| Task details |
Reproduce verbatim the passage on Python variables and data types, starting with "Python is dynamically" and going on through "label on a box.".

| Passage provided |
--- START ---

Before diving into functions, you need to understand Python's core building blocks: variables and data types. These fundamentals are essential for every data pipeline you'll build.
Python is dynamically typed — you don't declare variable types explicitly. Python figures it out based on the value you assign. While this makes Python flexible and quick to write, understanding data types is crucial because:
💡 In data engineering, you'll constantly convert between types: parsing strings from files into numbers, dates, or booleans for processing.
A variable is a name that refers to a value stored in memory. Think of it as a label on a box.
🎬 Animation: Variables as References
# Assign values to variables
name = "Alice"

--- END ---

| Data records |
--- START ---

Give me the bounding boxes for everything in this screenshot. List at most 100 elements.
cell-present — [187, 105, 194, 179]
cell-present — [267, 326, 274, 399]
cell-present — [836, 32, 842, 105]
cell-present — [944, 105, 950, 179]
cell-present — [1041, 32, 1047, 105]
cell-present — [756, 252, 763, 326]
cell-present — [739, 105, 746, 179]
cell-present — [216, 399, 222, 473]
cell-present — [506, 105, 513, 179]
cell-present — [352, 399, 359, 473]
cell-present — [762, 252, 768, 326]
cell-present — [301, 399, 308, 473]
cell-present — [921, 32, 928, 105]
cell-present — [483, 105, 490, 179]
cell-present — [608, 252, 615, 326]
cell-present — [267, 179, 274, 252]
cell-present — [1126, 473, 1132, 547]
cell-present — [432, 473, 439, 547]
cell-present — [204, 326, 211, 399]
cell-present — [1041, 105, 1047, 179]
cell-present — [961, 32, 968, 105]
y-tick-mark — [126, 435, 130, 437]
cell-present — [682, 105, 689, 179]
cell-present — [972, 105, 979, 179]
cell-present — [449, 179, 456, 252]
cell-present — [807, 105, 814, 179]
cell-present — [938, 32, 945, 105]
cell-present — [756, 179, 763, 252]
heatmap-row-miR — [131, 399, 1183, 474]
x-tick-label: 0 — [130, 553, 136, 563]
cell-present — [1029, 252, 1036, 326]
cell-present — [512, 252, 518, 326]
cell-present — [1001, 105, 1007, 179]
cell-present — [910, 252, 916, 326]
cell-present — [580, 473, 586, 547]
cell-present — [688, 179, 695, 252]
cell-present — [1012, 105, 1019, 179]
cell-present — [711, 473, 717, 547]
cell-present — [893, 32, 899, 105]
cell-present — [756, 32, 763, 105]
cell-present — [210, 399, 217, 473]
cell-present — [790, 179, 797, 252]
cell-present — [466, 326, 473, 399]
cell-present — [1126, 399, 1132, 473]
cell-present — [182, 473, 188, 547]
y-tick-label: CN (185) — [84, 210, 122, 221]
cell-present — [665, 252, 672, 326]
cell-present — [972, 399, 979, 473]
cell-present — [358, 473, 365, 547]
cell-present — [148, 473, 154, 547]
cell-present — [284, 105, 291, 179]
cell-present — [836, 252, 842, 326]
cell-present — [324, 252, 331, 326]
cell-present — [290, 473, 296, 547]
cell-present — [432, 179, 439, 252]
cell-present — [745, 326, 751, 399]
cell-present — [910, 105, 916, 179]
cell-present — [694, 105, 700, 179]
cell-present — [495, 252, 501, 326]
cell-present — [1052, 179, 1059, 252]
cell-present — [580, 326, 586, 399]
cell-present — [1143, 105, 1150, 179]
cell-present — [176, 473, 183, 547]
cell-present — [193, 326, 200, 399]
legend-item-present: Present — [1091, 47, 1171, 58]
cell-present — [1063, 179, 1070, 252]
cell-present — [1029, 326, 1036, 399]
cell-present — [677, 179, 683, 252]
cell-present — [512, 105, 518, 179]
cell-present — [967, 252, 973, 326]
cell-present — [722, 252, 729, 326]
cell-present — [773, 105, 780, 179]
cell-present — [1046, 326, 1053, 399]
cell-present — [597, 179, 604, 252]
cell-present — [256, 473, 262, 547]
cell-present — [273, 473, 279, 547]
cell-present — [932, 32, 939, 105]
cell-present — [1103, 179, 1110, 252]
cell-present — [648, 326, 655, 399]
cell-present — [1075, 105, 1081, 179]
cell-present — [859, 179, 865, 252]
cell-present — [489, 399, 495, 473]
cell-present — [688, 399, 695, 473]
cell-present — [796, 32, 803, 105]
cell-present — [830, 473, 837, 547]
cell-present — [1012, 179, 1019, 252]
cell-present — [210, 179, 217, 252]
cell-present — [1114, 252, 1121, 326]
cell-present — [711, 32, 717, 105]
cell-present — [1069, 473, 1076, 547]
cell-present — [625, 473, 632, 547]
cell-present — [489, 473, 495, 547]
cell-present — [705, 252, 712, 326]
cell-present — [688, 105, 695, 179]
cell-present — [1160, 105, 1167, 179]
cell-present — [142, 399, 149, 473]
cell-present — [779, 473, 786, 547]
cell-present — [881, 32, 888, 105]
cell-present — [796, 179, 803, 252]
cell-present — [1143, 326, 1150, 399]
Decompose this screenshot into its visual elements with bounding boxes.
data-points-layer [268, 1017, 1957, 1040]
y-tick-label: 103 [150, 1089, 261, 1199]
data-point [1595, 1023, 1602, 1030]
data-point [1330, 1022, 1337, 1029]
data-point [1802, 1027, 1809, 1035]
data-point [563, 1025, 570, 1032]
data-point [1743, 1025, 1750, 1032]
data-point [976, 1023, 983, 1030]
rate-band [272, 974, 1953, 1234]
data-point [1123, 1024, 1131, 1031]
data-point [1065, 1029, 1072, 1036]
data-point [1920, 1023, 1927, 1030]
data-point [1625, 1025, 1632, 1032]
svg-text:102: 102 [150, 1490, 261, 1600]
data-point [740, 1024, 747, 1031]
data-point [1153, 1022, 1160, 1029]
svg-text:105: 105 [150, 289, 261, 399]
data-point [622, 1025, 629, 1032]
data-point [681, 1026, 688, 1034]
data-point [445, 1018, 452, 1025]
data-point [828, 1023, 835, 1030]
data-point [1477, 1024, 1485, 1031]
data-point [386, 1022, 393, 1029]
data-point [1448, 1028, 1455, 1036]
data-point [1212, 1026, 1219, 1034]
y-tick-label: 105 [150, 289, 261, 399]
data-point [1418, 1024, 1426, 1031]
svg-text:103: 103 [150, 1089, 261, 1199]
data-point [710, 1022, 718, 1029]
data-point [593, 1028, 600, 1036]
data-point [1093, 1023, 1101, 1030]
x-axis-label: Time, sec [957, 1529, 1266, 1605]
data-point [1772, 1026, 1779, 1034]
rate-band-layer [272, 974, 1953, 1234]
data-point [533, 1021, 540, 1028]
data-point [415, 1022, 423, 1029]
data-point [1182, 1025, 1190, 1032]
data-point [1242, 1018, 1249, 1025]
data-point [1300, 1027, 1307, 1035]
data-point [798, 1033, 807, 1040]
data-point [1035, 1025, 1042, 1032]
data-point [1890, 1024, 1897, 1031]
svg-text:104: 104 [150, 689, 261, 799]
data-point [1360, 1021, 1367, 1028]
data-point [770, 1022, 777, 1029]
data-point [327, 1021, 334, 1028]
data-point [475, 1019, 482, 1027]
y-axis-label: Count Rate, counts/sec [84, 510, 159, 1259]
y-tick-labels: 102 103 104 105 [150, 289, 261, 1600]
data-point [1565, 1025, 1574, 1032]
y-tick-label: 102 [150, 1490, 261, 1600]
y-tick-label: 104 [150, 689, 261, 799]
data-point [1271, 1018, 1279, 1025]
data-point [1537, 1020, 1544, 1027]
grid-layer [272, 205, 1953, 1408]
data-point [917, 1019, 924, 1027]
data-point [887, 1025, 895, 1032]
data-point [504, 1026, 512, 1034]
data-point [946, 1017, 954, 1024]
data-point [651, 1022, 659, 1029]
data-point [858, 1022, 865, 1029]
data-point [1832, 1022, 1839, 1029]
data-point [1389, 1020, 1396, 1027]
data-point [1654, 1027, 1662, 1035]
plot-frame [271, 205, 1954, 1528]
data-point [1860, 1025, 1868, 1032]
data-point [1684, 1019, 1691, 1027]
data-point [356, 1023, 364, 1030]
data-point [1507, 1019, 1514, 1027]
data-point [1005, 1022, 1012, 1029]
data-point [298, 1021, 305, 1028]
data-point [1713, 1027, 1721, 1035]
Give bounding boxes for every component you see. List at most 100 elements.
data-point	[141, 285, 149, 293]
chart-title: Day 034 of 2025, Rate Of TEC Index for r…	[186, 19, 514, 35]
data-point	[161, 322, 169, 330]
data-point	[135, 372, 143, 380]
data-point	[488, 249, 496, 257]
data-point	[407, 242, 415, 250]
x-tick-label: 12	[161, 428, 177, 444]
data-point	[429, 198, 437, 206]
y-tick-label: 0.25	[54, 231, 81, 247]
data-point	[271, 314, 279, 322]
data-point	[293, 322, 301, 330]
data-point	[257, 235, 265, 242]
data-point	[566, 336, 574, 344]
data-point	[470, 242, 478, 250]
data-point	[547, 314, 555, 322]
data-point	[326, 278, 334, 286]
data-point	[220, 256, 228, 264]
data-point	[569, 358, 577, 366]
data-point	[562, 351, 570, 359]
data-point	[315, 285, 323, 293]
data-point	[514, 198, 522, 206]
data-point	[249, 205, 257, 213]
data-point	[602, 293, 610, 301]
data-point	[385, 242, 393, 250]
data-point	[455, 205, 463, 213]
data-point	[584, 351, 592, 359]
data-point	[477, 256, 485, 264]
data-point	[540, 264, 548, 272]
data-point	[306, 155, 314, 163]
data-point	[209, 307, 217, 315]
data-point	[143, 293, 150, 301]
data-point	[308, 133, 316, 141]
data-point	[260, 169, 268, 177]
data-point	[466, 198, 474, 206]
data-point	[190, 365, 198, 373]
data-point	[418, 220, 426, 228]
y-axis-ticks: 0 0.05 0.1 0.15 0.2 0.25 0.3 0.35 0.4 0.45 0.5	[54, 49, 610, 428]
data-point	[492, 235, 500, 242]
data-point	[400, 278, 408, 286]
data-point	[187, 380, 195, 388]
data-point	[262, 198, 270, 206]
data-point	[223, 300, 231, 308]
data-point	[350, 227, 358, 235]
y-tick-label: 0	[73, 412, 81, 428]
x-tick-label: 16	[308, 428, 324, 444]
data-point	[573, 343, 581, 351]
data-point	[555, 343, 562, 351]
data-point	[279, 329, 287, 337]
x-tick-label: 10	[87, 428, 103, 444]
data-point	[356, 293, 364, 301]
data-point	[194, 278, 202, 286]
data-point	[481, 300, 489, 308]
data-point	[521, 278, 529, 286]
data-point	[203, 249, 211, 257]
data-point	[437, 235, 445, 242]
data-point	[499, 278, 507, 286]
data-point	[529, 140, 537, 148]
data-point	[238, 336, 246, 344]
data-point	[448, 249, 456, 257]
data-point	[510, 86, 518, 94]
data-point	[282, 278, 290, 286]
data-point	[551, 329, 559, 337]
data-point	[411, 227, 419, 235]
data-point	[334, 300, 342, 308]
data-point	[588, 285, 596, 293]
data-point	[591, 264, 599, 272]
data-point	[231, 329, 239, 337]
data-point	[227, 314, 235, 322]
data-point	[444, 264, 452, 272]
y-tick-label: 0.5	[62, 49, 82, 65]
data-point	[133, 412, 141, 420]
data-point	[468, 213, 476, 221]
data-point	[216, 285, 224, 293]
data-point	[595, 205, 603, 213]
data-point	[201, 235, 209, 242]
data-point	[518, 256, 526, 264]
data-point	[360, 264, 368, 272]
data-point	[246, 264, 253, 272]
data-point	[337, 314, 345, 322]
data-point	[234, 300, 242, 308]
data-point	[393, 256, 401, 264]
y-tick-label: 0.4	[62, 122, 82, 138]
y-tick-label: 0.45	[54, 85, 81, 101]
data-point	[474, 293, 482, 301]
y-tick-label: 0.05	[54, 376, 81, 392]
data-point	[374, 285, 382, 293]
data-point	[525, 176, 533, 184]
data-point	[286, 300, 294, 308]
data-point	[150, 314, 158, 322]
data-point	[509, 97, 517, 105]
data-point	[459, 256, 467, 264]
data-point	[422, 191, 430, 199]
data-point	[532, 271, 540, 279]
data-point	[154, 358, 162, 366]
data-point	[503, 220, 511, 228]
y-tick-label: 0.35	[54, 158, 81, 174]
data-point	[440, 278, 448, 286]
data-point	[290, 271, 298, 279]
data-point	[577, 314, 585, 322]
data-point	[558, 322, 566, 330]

--- END ---

| Written answer |
Python is dynamically typed — you don't declare variable types explicitly. Python figures it out based on the value you assign. While this makes Python flexible and quick to write, understanding data types is crucial because:
💡 In data engineering, you'll constantly convert between types: parsing strings from files into numbers, dates, or booleans for processing.
A variable is a name that refers to a value stored in memory. Think of it as a label on a box.